§ **Figure record extracts**:
######
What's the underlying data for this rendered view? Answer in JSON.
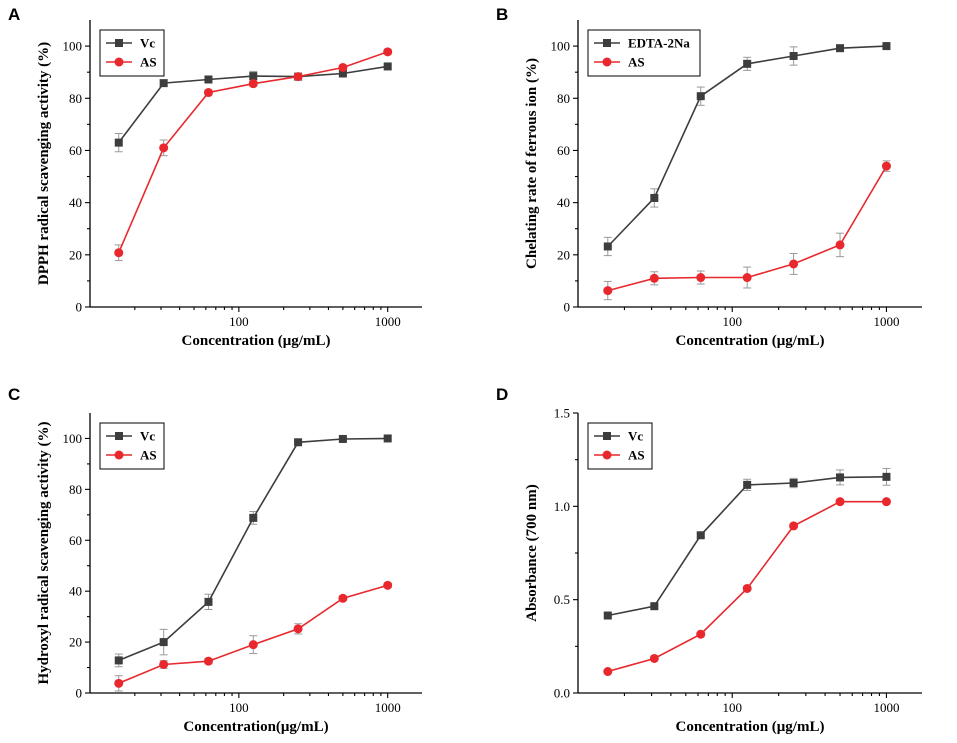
{
  "chart_data": [
    {
      "panel": "A",
      "type": "line",
      "xlabel": "Concentration (μg/mL)",
      "ylabel": "DPPH radical scavenging activity (%)",
      "xscale": "log",
      "xlim": [
        10,
        1700
      ],
      "ylim": [
        0,
        110
      ],
      "xticks": [
        100,
        1000
      ],
      "xtick_labels": [
        "100",
        "1000"
      ],
      "yticks": [
        0,
        20,
        40,
        60,
        80,
        100
      ],
      "ytick_labels": [
        "0",
        "20",
        "40",
        "60",
        "80",
        "100"
      ],
      "legend_position": "top-left",
      "series": [
        {
          "name": "Vc",
          "color": "#3d3d3d",
          "marker": "square",
          "x": [
            15.6,
            31.25,
            62.5,
            125,
            250,
            500,
            1000
          ],
          "values": [
            63.0,
            85.8,
            87.2,
            88.5,
            88.3,
            89.5,
            92.2
          ],
          "errors": [
            3.5,
            1.2,
            1.2,
            1.8,
            1.0,
            1.2,
            0.8
          ]
        },
        {
          "name": "AS",
          "color": "#e8282d",
          "marker": "circle",
          "x": [
            15.6,
            31.25,
            62.5,
            125,
            250,
            500,
            1000
          ],
          "values": [
            20.8,
            61.0,
            82.2,
            85.6,
            88.3,
            91.8,
            97.8
          ],
          "errors": [
            3.0,
            3.0,
            1.0,
            1.0,
            1.0,
            0.8,
            0.8
          ]
        }
      ]
    },
    {
      "panel": "B",
      "type": "line",
      "xlabel": "Concentration (μg/mL)",
      "ylabel": "Chelating rate of ferrous ion (%)",
      "xscale": "log",
      "xlim": [
        10,
        1700
      ],
      "ylim": [
        0,
        110
      ],
      "xticks": [
        100,
        1000
      ],
      "xtick_labels": [
        "100",
        "1000"
      ],
      "yticks": [
        0,
        20,
        40,
        60,
        80,
        100
      ],
      "ytick_labels": [
        "0",
        "20",
        "40",
        "60",
        "80",
        "100"
      ],
      "legend_position": "top-left",
      "series": [
        {
          "name": "EDTA-2Na",
          "color": "#3d3d3d",
          "marker": "square",
          "x": [
            15.6,
            31.25,
            62.5,
            125,
            250,
            500,
            1000
          ],
          "values": [
            23.2,
            41.8,
            80.8,
            93.2,
            96.2,
            99.2,
            100.0
          ],
          "errors": [
            3.5,
            3.5,
            3.5,
            2.5,
            3.5,
            1.0,
            0.8
          ]
        },
        {
          "name": "AS",
          "color": "#e8282d",
          "marker": "circle",
          "x": [
            15.6,
            31.25,
            62.5,
            125,
            250,
            500,
            1000
          ],
          "values": [
            6.3,
            11.0,
            11.3,
            11.3,
            16.5,
            23.8,
            54.0
          ],
          "errors": [
            3.5,
            2.5,
            2.5,
            4.0,
            4.0,
            4.5,
            2.0
          ]
        }
      ]
    },
    {
      "panel": "C",
      "type": "line",
      "xlabel": "Concentration(μg/mL)",
      "ylabel": "Hydroxyl radical scavenging activity (%)",
      "xscale": "log",
      "xlim": [
        10,
        1700
      ],
      "ylim": [
        0,
        110
      ],
      "xticks": [
        100,
        1000
      ],
      "xtick_labels": [
        "100",
        "1000"
      ],
      "yticks": [
        0,
        20,
        40,
        60,
        80,
        100
      ],
      "ytick_labels": [
        "0",
        "20",
        "40",
        "60",
        "80",
        "100"
      ],
      "legend_position": "top-left",
      "series": [
        {
          "name": "Vc",
          "color": "#3d3d3d",
          "marker": "square",
          "x": [
            15.6,
            31.25,
            62.5,
            125,
            250,
            500,
            1000
          ],
          "values": [
            12.8,
            20.0,
            35.8,
            68.8,
            98.5,
            99.8,
            100.0
          ],
          "errors": [
            2.5,
            5.0,
            3.0,
            2.5,
            0.8,
            0.6,
            0.6
          ]
        },
        {
          "name": "AS",
          "color": "#e8282d",
          "marker": "circle",
          "x": [
            15.6,
            31.25,
            62.5,
            125,
            250,
            500,
            1000
          ],
          "values": [
            3.8,
            11.2,
            12.5,
            19.0,
            25.2,
            37.2,
            42.3
          ],
          "errors": [
            3.0,
            1.5,
            1.0,
            3.5,
            2.0,
            0.8,
            0.8
          ]
        }
      ]
    },
    {
      "panel": "D",
      "type": "line",
      "xlabel": "Concentration (μg/mL)",
      "ylabel": "Absorbance (700 nm)",
      "xscale": "log",
      "xlim": [
        10,
        1700
      ],
      "ylim": [
        0,
        1.5
      ],
      "xticks": [
        100,
        1000
      ],
      "xtick_labels": [
        "100",
        "1000"
      ],
      "yticks": [
        0,
        0.5,
        1.0,
        1.5
      ],
      "ytick_labels": [
        "0.0",
        "0.5",
        "1.0",
        "1.5"
      ],
      "legend_position": "top-left",
      "series": [
        {
          "name": "Vc",
          "color": "#3d3d3d",
          "marker": "square",
          "x": [
            15.6,
            31.25,
            62.5,
            125,
            250,
            500,
            1000
          ],
          "values": [
            0.415,
            0.465,
            0.845,
            1.115,
            1.125,
            1.155,
            1.158
          ],
          "errors": [
            0.01,
            0.01,
            0.01,
            0.03,
            0.025,
            0.04,
            0.045
          ]
        },
        {
          "name": "AS",
          "color": "#e8282d",
          "marker": "circle",
          "x": [
            15.6,
            31.25,
            62.5,
            125,
            250,
            500,
            1000
          ],
          "values": [
            0.115,
            0.185,
            0.315,
            0.56,
            0.895,
            1.025,
            1.025
          ],
          "errors": [
            0.008,
            0.008,
            0.008,
            0.01,
            0.01,
            0.01,
            0.008
          ]
        }
      ]
    }
  ]
}
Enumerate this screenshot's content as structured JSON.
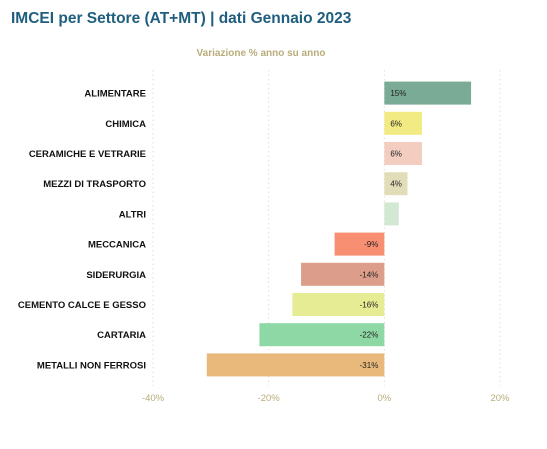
{
  "chart_data": {
    "type": "bar",
    "orientation": "horizontal",
    "title": "IMCEI per Settore (AT+MT) | dati Gennaio 2023",
    "subtitle": "Variazione % anno su anno",
    "categories": [
      "ALIMENTARE",
      "CHIMICA",
      "CERAMICHE E VETRARIE",
      "MEZZI DI TRASPORTO",
      "ALTRI",
      "MECCANICA",
      "SIDERURGIA",
      "CEMENTO CALCE E GESSO",
      "CARTARIA",
      "METALLI NON FERROSI"
    ],
    "values": [
      15,
      6.5,
      6.5,
      4,
      2.5,
      -8.6,
      -14.4,
      -15.9,
      -21.6,
      -30.7
    ],
    "data_labels": [
      "15%",
      "6%",
      "6%",
      "4%",
      "",
      "-9%",
      "-14%",
      "-16%",
      "-22%",
      "-31%"
    ],
    "colors": [
      "#7aab97",
      "#f2ea82",
      "#f2cdc0",
      "#e2ddb9",
      "#d3e8d3",
      "#f98f72",
      "#dc9d8a",
      "#e6ec93",
      "#8dd8a4",
      "#e8b97b"
    ],
    "xlim": [
      -40,
      20
    ],
    "xticks": [
      -40,
      -20,
      0,
      20
    ],
    "xtick_labels": [
      "-40%",
      "-20%",
      "0%",
      "20%"
    ],
    "grid": true
  }
}
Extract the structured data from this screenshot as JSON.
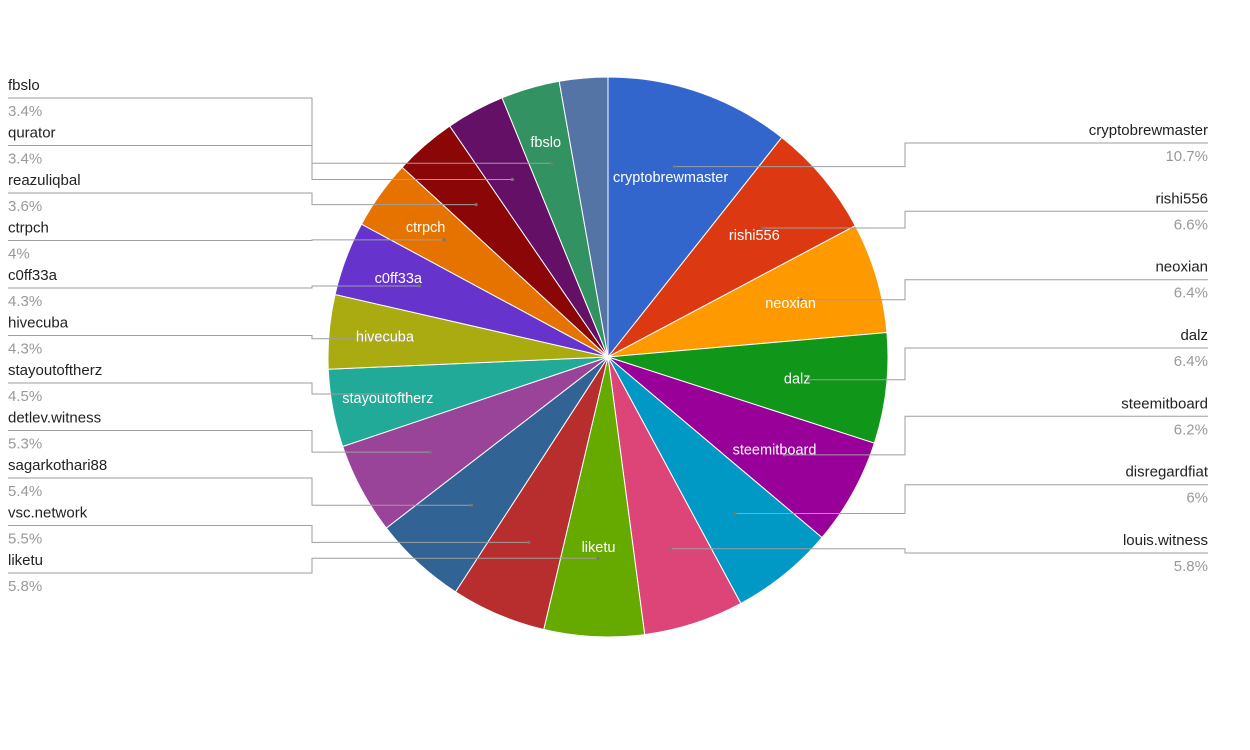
{
  "chart_data": {
    "type": "pie",
    "title": "",
    "slices": [
      {
        "label": "cryptobrewmaster",
        "value": 10.7,
        "pct_text": "10.7%",
        "color": "#3366cc",
        "show_inner": true
      },
      {
        "label": "rishi556",
        "value": 6.6,
        "pct_text": "6.6%",
        "color": "#dc3912",
        "show_inner": true
      },
      {
        "label": "neoxian",
        "value": 6.4,
        "pct_text": "6.4%",
        "color": "#ff9900",
        "show_inner": true
      },
      {
        "label": "dalz",
        "value": 6.4,
        "pct_text": "6.4%",
        "color": "#109618",
        "show_inner": true
      },
      {
        "label": "steemitboard",
        "value": 6.2,
        "pct_text": "6.2%",
        "color": "#990099",
        "show_inner": true
      },
      {
        "label": "disregardfiat",
        "value": 6.0,
        "pct_text": "6%",
        "color": "#0099c6",
        "show_inner": false
      },
      {
        "label": "louis.witness",
        "value": 5.8,
        "pct_text": "5.8%",
        "color": "#dd4477",
        "show_inner": false
      },
      {
        "label": "liketu",
        "value": 5.8,
        "pct_text": "5.8%",
        "color": "#66aa00",
        "show_inner": true
      },
      {
        "label": "vsc.network",
        "value": 5.5,
        "pct_text": "5.5%",
        "color": "#b82e2e",
        "show_inner": false
      },
      {
        "label": "sagarkothari88",
        "value": 5.4,
        "pct_text": "5.4%",
        "color": "#316395",
        "show_inner": false
      },
      {
        "label": "detlev.witness",
        "value": 5.3,
        "pct_text": "5.3%",
        "color": "#994499",
        "show_inner": false
      },
      {
        "label": "stayoutoftherz",
        "value": 4.5,
        "pct_text": "4.5%",
        "color": "#22aa99",
        "show_inner": true
      },
      {
        "label": "hivecuba",
        "value": 4.3,
        "pct_text": "4.3%",
        "color": "#aaaa11",
        "show_inner": true
      },
      {
        "label": "c0ff33a",
        "value": 4.3,
        "pct_text": "4.3%",
        "color": "#6633cc",
        "show_inner": true
      },
      {
        "label": "ctrpch",
        "value": 4.0,
        "pct_text": "4%",
        "color": "#e67300",
        "show_inner": true
      },
      {
        "label": "reazuliqbal",
        "value": 3.6,
        "pct_text": "3.6%",
        "color": "#8b0707",
        "show_inner": false
      },
      {
        "label": "qurator",
        "value": 3.4,
        "pct_text": "3.4%",
        "color": "#651067",
        "show_inner": false
      },
      {
        "label": "fbslo",
        "value": 3.4,
        "pct_text": "3.4%",
        "color": "#329262",
        "show_inner": true
      },
      {
        "label": "",
        "value": 2.8,
        "pct_text": "",
        "color": "#5574a6",
        "show_inner": false
      }
    ],
    "legend_position": "labeled-leader-lines"
  }
}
######
§ **WRITTEN TASK**: In the entries above, find each line with the word "screenshot" and copy it.

§ **FULL SOLUTION**:
Enumerate this screenshot's content as structured JSON.
Extract the structured data from this screenshot as JSON.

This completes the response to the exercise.